↓↓↓

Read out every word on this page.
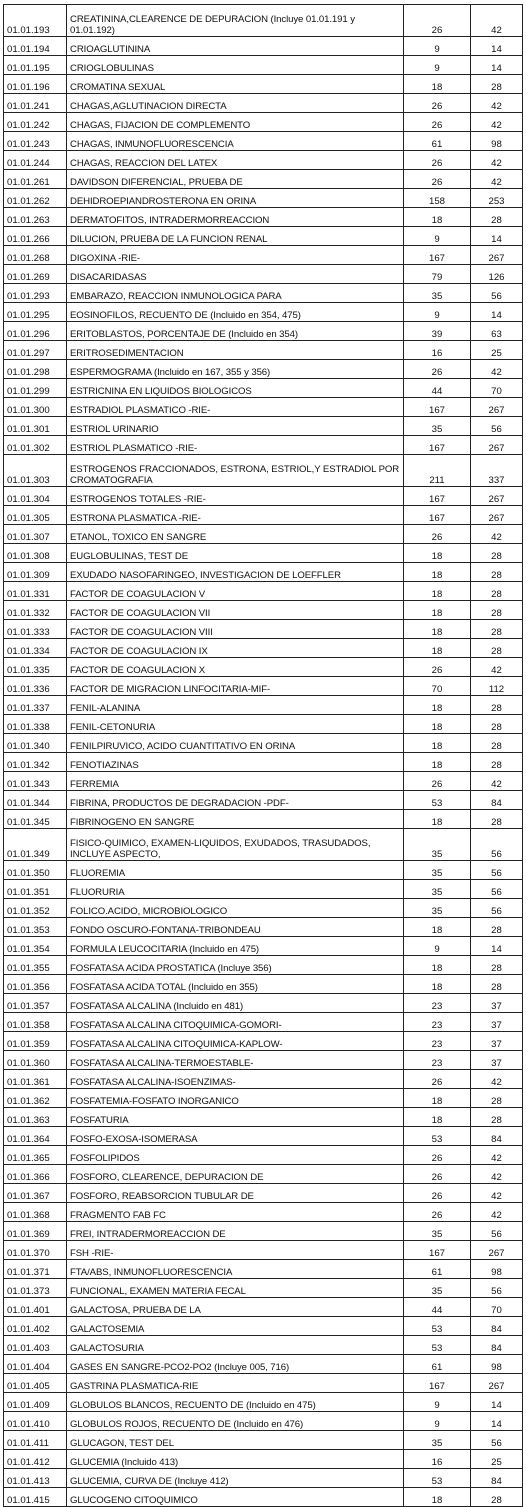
01.01.193	CREATININA,CLEARENCE DE DEPURACION (Incluye 01.01.191 y 01.01.192)	26	42
01.01.194	CRIOAGLUTININA	9	14
01.01.195	CRIOGLOBULINAS	9	14
01.01.196	CROMATINA SEXUAL	18	28
01.01.241	CHAGAS,AGLUTINACION DIRECTA	26	42
01.01.242	CHAGAS, FIJACION DE COMPLEMENTO	26	42
01.01.243	CHAGAS, INMUNOFLUORESCENCIA	61	98
01.01.244	CHAGAS, REACCION DEL LATEX	26	42
01.01.261	DAVIDSON DIFERENCIAL, PRUEBA DE	26	42
01.01.262	DEHIDROEPIANDROSTERONA EN ORINA	158	253
01.01.263	DERMATOFITOS, INTRADERMORREACCION	18	28
01.01.266	DILUCION, PRUEBA DE LA FUNCION RENAL	9	14
01.01.268	DIGOXINA -RIE-	167	267
01.01.269	DISACARIDASAS	79	126
01.01.293	EMBARAZO, REACCION INMUNOLOGICA PARA	35	56
01.01.295	EOSINOFILOS, RECUENTO DE (Incluido en 354, 475)	9	14
01.01.296	ERITOBLASTOS, PORCENTAJE DE (Incluido en 354)	39	63
01.01.297	ERITROSEDIMENTACION	16	25
01.01.298	ESPERMOGRAMA (Incluido en 167, 355 y 356)	26	42
01.01.299	ESTRICNINA EN LIQUIDOS BIOLOGICOS	44	70
01.01.300	ESTRADIOL PLASMATICO -RIE-	167	267
01.01.301	ESTRIOL URINARIO	35	56
01.01.302	ESTRIOL PLASMATICO -RIE-	167	267
01.01.303	ESTROGENOS FRACCIONADOS, ESTRONA, ESTRIOL,Y ESTRADIOL POR CROMATOGRAFIA	211	337
01.01.304	ESTROGENOS TOTALES -RIE-	167	267
01.01.305	ESTRONA PLASMATICA -RIE-	167	267
01.01.307	ETANOL, TOXICO EN SANGRE	26	42
01.01.308	EUGLOBULINAS, TEST DE	18	28
01.01.309	EXUDADO NASOFARINGEO, INVESTIGACION DE LOEFFLER	18	28
01.01.331	FACTOR DE COAGULACION V	18	28
01.01.332	FACTOR DE COAGULACION VII	18	28
01.01.333	FACTOR DE COAGULACION VIII	18	28
01.01.334	FACTOR DE COAGULACION IX	18	28
01.01.335	FACTOR DE COAGULACION X	26	42
01.01.336	FACTOR DE MIGRACION LINFOCITARIA-MIF-	70	112
01.01.337	FENIL-ALANINA	18	28
01.01.338	FENIL-CETONURIA	18	28
01.01.340	FENILPIRUVICO, ACIDO CUANTITATIVO EN ORINA	18	28
01.01.342	FENOTIAZINAS	18	28
01.01.343	FERREMIA	26	42
01.01.344	FIBRINA, PRODUCTOS DE DEGRADACION -PDF-	53	84
01.01.345	FIBRINOGENO EN SANGRE	18	28
01.01.349	FISICO-QUIMICO, EXAMEN-LIQUIDOS, EXUDADOS, TRASUDADOS, INCLUYE ASPECTO,	35	56
01.01.350	FLUOREMIA	35	56
01.01.351	FLUORURIA	35	56
01.01.352	FOLICO.ACIDO, MICROBIOLOGICO	35	56
01.01.353	FONDO OSCURO-FONTANA-TRIBONDEAU	18	28
01.01.354	FORMULA LEUCOCITARIA (Incluido en 475)	9	14
01.01.355	FOSFATASA ACIDA PROSTATICA (Incluye 356)	18	28
01.01.356	FOSFATASA ACIDA TOTAL (Incluido en 355)	18	28
01.01.357	FOSFATASA ALCALINA (Incluido en 481)	23	37
01.01.358	FOSFATASA ALCALINA CITOQUIMICA-GOMORI-	23	37
01.01.359	FOSFATASA ALCALINA CITOQUIMICA-KAPLOW-	23	37
01.01.360	FOSFATASA ALCALINA-TERMOESTABLE-	23	37
01.01.361	FOSFATASA ALCALINA-ISOENZIMAS-	26	42
01.01.362	FOSFATEMIA-FOSFATO INORGANICO	18	28
01.01.363	FOSFATURIA	18	28
01.01.364	FOSFO-EXOSA-ISOMERASA	53	84
01.01.365	FOSFOLIPIDOS	26	42
01.01.366	FOSFORO, CLEARENCE, DEPURACION DE	26	42
01.01.367	FOSFORO, REABSORCION TUBULAR DE	26	42
01.01.368	FRAGMENTO FAB FC	26	42
01.01.369	FREI, INTRADERMOREACCION DE	35	56
01.01.370	FSH -RIE-	167	267
01.01.371	FTA/ABS, INMUNOFLUORESCENCIA	61	98
01.01.373	FUNCIONAL, EXAMEN MATERIA FECAL	35	56
01.01.401	GALACTOSA, PRUEBA DE LA	44	70
01.01.402	GALACTOSEMIA	53	84
01.01.403	GALACTOSURIA	53	84
01.01.404	GASES EN SANGRE-PCO2-PO2 (Incluye 005, 716)	61	98
01.01.405	GASTRINA PLASMATICA-RIE	167	267
01.01.409	GLOBULOS BLANCOS, RECUENTO DE (Incluido en 475)	9	14
01.01.410	GLOBULOS ROJOS, RECUENTO DE (Incluido en 476)	9	14
01.01.411	GLUCAGON, TEST DEL	35	56
01.01.412	GLUCEMIA (Incluido 413)	16	25
01.01.413	GLUCEMIA, CURVA DE (Incluye 412)	53	84
01.01.415	GLUCOGENO CITOQUIMICO	18	28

↑↑↑

* [Exercise] Can you retype every record above exactly, leaving out the pictures?

* [Result of this exercise]
Read out every word on this page.
01.01.193	CREATININA,CLEARENCE DE DEPURACION (Incluye 01.01.191 y 01.01.192)	26	42
01.01.194	CRIOAGLUTININA	9	14
01.01.195	CRIOGLOBULINAS	9	14
01.01.196	CROMATINA SEXUAL	18	28
01.01.241	CHAGAS,AGLUTINACION DIRECTA	26	42
01.01.242	CHAGAS, FIJACION DE COMPLEMENTO	26	42
01.01.243	CHAGAS, INMUNOFLUORESCENCIA	61	98
01.01.244	CHAGAS, REACCION DEL LATEX	26	42
01.01.261	DAVIDSON DIFERENCIAL, PRUEBA DE	26	42
01.01.262	DEHIDROEPIANDROSTERONA EN ORINA	158	253
01.01.263	DERMATOFITOS, INTRADERMORREACCION	18	28
01.01.266	DILUCION, PRUEBA DE LA FUNCION RENAL	9	14
01.01.268	DIGOXINA -RIE-	167	267
01.01.269	DISACARIDASAS	79	126
01.01.293	EMBARAZO, REACCION INMUNOLOGICA PARA	35	56
01.01.295	EOSINOFILOS, RECUENTO DE (Incluido en 354, 475)	9	14
01.01.296	ERITOBLASTOS, PORCENTAJE DE (Incluido en 354)	39	63
01.01.297	ERITROSEDIMENTACION	16	25
01.01.298	ESPERMOGRAMA (Incluido en 167, 355 y 356)	26	42
01.01.299	ESTRICNINA EN LIQUIDOS BIOLOGICOS	44	70
01.01.300	ESTRADIOL PLASMATICO -RIE-	167	267
01.01.301	ESTRIOL URINARIO	35	56
01.01.302	ESTRIOL PLASMATICO -RIE-	167	267
01.01.303	ESTROGENOS FRACCIONADOS, ESTRONA, ESTRIOL,Y ESTRADIOL POR CROMATOGRAFIA	211	337
01.01.304	ESTROGENOS TOTALES -RIE-	167	267
01.01.305	ESTRONA PLASMATICA -RIE-	167	267
01.01.307	ETANOL, TOXICO EN SANGRE	26	42
01.01.308	EUGLOBULINAS, TEST DE	18	28
01.01.309	EXUDADO NASOFARINGEO, INVESTIGACION DE LOEFFLER	18	28
01.01.331	FACTOR DE COAGULACION V	18	28
01.01.332	FACTOR DE COAGULACION VII	18	28
01.01.333	FACTOR DE COAGULACION VIII	18	28
01.01.334	FACTOR DE COAGULACION IX	18	28
01.01.335	FACTOR DE COAGULACION X	26	42
01.01.336	FACTOR DE MIGRACION LINFOCITARIA-MIF-	70	112
01.01.337	FENIL-ALANINA	18	28
01.01.338	FENIL-CETONURIA	18	28
01.01.340	FENILPIRUVICO, ACIDO CUANTITATIVO EN ORINA	18	28
01.01.342	FENOTIAZINAS	18	28
01.01.343	FERREMIA	26	42
01.01.344	FIBRINA, PRODUCTOS DE DEGRADACION -PDF-	53	84
01.01.345	FIBRINOGENO EN SANGRE	18	28
01.01.349	FISICO-QUIMICO, EXAMEN-LIQUIDOS, EXUDADOS, TRASUDADOS, INCLUYE ASPECTO,	35	56
01.01.350	FLUOREMIA	35	56
01.01.351	FLUORURIA	35	56
01.01.352	FOLICO.ACIDO, MICROBIOLOGICO	35	56
01.01.353	FONDO OSCURO-FONTANA-TRIBONDEAU	18	28
01.01.354	FORMULA LEUCOCITARIA (Incluido en 475)	9	14
01.01.355	FOSFATASA ACIDA PROSTATICA (Incluye 356)	18	28
01.01.356	FOSFATASA ACIDA TOTAL (Incluido en 355)	18	28
01.01.357	FOSFATASA ALCALINA (Incluido en 481)	23	37
01.01.358	FOSFATASA ALCALINA CITOQUIMICA-GOMORI-	23	37
01.01.359	FOSFATASA ALCALINA CITOQUIMICA-KAPLOW-	23	37
01.01.360	FOSFATASA ALCALINA-TERMOESTABLE-	23	37
01.01.361	FOSFATASA ALCALINA-ISOENZIMAS-	26	42
01.01.362	FOSFATEMIA-FOSFATO INORGANICO	18	28
01.01.363	FOSFATURIA	18	28
01.01.364	FOSFO-EXOSA-ISOMERASA	53	84
01.01.365	FOSFOLIPIDOS	26	42
01.01.366	FOSFORO, CLEARENCE, DEPURACION DE	26	42
01.01.367	FOSFORO, REABSORCION TUBULAR DE	26	42
01.01.368	FRAGMENTO FAB FC	26	42
01.01.369	FREI, INTRADERMOREACCION DE	35	56
01.01.370	FSH -RIE-	167	267
01.01.371	FTA/ABS, INMUNOFLUORESCENCIA	61	98
01.01.373	FUNCIONAL, EXAMEN MATERIA FECAL	35	56
01.01.401	GALACTOSA, PRUEBA DE LA	44	70
01.01.402	GALACTOSEMIA	53	84
01.01.403	GALACTOSURIA	53	84
01.01.404	GASES EN SANGRE-PCO2-PO2 (Incluye 005, 716)	61	98
01.01.405	GASTRINA PLASMATICA-RIE	167	267
01.01.409	GLOBULOS BLANCOS, RECUENTO DE (Incluido en 475)	9	14
01.01.410	GLOBULOS ROJOS, RECUENTO DE (Incluido en 476)	9	14
01.01.411	GLUCAGON, TEST DEL	35	56
01.01.412	GLUCEMIA (Incluido 413)	16	25
01.01.413	GLUCEMIA, CURVA DE (Incluye 412)	53	84
01.01.415	GLUCOGENO CITOQUIMICO	18	28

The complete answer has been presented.